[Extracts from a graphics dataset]
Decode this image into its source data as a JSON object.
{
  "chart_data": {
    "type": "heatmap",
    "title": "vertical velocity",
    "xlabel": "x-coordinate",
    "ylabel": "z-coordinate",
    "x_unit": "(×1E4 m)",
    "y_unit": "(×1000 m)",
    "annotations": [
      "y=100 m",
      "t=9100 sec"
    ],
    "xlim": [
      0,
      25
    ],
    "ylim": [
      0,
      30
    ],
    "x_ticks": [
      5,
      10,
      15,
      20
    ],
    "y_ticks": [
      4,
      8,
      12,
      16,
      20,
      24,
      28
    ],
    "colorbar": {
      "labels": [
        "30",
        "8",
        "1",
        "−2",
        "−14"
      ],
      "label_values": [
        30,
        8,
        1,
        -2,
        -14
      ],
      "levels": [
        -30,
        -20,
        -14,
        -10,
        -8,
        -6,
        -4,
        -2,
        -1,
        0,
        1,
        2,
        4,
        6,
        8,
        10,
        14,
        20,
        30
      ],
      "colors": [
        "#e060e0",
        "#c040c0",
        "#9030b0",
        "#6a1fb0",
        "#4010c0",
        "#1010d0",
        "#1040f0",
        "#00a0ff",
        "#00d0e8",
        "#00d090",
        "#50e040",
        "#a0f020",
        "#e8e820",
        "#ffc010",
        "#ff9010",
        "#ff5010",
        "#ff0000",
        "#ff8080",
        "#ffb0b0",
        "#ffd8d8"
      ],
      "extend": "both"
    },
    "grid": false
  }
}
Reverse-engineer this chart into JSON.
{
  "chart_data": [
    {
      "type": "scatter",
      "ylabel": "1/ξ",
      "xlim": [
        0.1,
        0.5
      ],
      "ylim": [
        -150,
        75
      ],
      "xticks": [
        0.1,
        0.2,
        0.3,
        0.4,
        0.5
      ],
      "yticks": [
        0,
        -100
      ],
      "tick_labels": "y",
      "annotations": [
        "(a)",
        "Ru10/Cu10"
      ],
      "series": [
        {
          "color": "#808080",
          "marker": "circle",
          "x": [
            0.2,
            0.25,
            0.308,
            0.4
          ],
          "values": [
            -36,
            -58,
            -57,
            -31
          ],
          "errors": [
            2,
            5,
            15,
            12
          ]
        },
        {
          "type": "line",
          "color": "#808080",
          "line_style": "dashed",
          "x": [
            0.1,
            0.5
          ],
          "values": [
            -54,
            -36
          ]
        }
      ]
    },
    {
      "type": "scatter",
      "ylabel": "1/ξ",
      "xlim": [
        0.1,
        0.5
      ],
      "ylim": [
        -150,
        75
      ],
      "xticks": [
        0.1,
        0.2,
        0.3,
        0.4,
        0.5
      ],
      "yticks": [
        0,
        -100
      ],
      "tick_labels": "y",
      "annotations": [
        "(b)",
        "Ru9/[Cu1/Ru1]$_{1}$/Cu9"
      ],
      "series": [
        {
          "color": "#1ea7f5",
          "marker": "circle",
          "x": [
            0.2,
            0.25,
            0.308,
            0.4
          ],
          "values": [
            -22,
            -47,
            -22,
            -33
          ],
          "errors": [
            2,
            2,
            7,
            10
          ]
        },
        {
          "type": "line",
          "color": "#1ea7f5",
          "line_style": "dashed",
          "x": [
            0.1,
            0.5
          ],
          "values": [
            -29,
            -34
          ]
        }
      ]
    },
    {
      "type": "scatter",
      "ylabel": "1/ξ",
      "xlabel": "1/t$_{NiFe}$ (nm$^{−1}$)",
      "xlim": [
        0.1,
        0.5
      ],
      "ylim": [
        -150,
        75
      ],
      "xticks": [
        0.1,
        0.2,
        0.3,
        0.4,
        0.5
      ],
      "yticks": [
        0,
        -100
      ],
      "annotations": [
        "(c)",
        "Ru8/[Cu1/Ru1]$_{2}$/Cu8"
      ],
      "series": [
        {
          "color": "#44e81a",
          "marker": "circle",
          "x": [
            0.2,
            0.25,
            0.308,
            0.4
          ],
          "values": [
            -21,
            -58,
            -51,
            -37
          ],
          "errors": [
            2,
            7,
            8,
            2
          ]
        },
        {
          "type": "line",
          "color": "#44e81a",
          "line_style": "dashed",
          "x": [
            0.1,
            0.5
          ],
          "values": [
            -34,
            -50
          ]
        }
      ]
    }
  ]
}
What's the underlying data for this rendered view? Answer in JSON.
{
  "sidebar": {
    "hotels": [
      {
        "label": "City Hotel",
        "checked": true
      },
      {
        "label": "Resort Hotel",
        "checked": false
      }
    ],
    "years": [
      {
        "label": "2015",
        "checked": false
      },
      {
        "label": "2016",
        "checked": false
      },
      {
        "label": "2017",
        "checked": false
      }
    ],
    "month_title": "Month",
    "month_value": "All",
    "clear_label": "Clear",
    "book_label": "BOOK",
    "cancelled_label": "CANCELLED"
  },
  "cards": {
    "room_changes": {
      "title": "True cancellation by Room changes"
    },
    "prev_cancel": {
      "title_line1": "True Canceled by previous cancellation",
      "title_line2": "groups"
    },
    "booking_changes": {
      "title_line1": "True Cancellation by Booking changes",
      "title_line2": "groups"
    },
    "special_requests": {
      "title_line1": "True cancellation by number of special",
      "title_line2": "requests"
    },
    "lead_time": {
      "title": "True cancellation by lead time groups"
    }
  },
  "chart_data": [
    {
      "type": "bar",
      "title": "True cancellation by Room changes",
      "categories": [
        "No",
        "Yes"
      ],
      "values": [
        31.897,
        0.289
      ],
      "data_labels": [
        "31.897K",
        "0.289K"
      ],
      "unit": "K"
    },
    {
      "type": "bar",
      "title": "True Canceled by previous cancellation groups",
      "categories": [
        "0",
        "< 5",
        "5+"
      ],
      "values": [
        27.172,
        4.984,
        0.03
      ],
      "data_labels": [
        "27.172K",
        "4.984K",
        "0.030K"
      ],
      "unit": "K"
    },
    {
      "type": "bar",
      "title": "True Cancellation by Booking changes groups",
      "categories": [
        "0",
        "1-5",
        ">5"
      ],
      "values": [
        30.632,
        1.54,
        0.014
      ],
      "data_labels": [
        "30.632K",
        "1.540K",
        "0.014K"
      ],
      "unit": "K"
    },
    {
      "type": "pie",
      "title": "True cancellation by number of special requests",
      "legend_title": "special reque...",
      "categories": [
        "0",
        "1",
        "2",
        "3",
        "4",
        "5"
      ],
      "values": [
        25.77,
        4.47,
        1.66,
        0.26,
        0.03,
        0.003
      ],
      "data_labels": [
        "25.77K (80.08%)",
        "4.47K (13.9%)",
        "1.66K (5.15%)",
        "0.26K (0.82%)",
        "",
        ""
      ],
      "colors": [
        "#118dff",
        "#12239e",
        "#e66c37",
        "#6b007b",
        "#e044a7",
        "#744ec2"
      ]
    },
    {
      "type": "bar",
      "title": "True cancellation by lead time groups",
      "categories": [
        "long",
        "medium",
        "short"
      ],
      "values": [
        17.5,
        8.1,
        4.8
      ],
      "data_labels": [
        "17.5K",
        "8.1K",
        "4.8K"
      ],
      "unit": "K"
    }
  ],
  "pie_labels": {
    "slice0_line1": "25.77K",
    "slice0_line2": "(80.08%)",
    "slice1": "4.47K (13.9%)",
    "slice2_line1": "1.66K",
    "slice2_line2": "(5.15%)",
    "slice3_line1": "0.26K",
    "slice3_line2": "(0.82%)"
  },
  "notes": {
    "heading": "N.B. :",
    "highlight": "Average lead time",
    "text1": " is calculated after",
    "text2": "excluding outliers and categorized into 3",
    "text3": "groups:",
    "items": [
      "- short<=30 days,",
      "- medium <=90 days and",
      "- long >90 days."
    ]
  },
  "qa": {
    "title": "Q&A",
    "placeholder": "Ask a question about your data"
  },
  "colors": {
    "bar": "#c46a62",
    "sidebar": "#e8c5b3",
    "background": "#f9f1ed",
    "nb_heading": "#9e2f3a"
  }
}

- What the exercise asks -
Find each line with the string "previous" and copy it out.

- Solved problem -
      "title_line1": "True Canceled by previous cancellation",
      "title": "True Canceled by previous cancellation groups",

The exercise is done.